* [INFORMATION SHOWN]:
-.-.-
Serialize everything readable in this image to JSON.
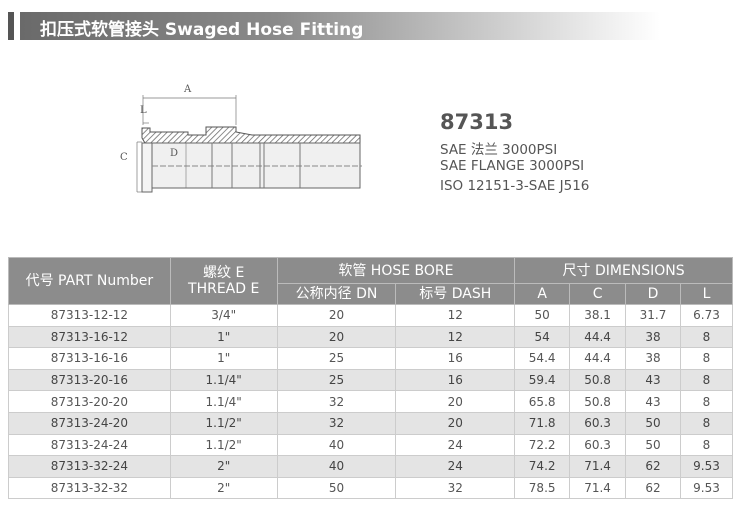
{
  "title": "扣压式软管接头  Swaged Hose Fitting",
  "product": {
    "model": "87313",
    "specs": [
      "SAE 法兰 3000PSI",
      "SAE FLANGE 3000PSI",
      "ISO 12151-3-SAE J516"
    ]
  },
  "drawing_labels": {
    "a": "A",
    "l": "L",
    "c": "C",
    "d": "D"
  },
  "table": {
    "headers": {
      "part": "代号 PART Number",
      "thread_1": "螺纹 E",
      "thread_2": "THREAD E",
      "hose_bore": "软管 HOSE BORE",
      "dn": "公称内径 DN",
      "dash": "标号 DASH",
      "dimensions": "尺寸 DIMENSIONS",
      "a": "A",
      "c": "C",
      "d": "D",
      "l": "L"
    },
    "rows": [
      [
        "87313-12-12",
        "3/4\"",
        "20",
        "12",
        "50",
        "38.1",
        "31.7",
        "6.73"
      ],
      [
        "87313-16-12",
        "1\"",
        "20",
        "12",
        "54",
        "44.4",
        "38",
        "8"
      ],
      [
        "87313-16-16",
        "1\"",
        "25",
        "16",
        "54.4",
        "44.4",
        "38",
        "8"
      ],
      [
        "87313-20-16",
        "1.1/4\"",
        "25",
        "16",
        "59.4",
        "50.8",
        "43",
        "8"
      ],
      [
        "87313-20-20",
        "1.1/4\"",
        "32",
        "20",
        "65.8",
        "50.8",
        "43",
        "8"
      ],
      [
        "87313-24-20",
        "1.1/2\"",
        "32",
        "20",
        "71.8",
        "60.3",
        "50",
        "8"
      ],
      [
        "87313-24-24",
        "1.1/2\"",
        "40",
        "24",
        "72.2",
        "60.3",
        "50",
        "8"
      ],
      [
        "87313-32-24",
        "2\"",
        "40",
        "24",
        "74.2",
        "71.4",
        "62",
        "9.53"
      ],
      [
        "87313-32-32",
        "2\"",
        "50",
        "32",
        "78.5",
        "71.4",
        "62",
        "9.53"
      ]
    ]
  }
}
-.-.-
* [WHAT IS ASKED]: All of the records need repeating exactly, except for the pictures.

* [RESPONSE BELOW]:
Serialize everything readable in this image to JSON.
{
  "title": "扣压式软管接头  Swaged Hose Fitting",
  "product": {
    "model": "87313",
    "specs": [
      "SAE 法兰 3000PSI",
      "SAE FLANGE 3000PSI",
      "ISO 12151-3-SAE J516"
    ]
  },
  "drawing_labels": {
    "a": "A",
    "l": "L",
    "c": "C",
    "d": "D"
  },
  "table": {
    "headers": {
      "part": "代号 PART Number",
      "thread_1": "螺纹 E",
      "thread_2": "THREAD E",
      "hose_bore": "软管 HOSE BORE",
      "dn": "公称内径 DN",
      "dash": "标号 DASH",
      "dimensions": "尺寸 DIMENSIONS",
      "a": "A",
      "c": "C",
      "d": "D",
      "l": "L"
    },
    "rows": [
      [
        "87313-12-12",
        "3/4\"",
        "20",
        "12",
        "50",
        "38.1",
        "31.7",
        "6.73"
      ],
      [
        "87313-16-12",
        "1\"",
        "20",
        "12",
        "54",
        "44.4",
        "38",
        "8"
      ],
      [
        "87313-16-16",
        "1\"",
        "25",
        "16",
        "54.4",
        "44.4",
        "38",
        "8"
      ],
      [
        "87313-20-16",
        "1.1/4\"",
        "25",
        "16",
        "59.4",
        "50.8",
        "43",
        "8"
      ],
      [
        "87313-20-20",
        "1.1/4\"",
        "32",
        "20",
        "65.8",
        "50.8",
        "43",
        "8"
      ],
      [
        "87313-24-20",
        "1.1/2\"",
        "32",
        "20",
        "71.8",
        "60.3",
        "50",
        "8"
      ],
      [
        "87313-24-24",
        "1.1/2\"",
        "40",
        "24",
        "72.2",
        "60.3",
        "50",
        "8"
      ],
      [
        "87313-32-24",
        "2\"",
        "40",
        "24",
        "74.2",
        "71.4",
        "62",
        "9.53"
      ],
      [
        "87313-32-32",
        "2\"",
        "50",
        "32",
        "78.5",
        "71.4",
        "62",
        "9.53"
      ]
    ]
  }
}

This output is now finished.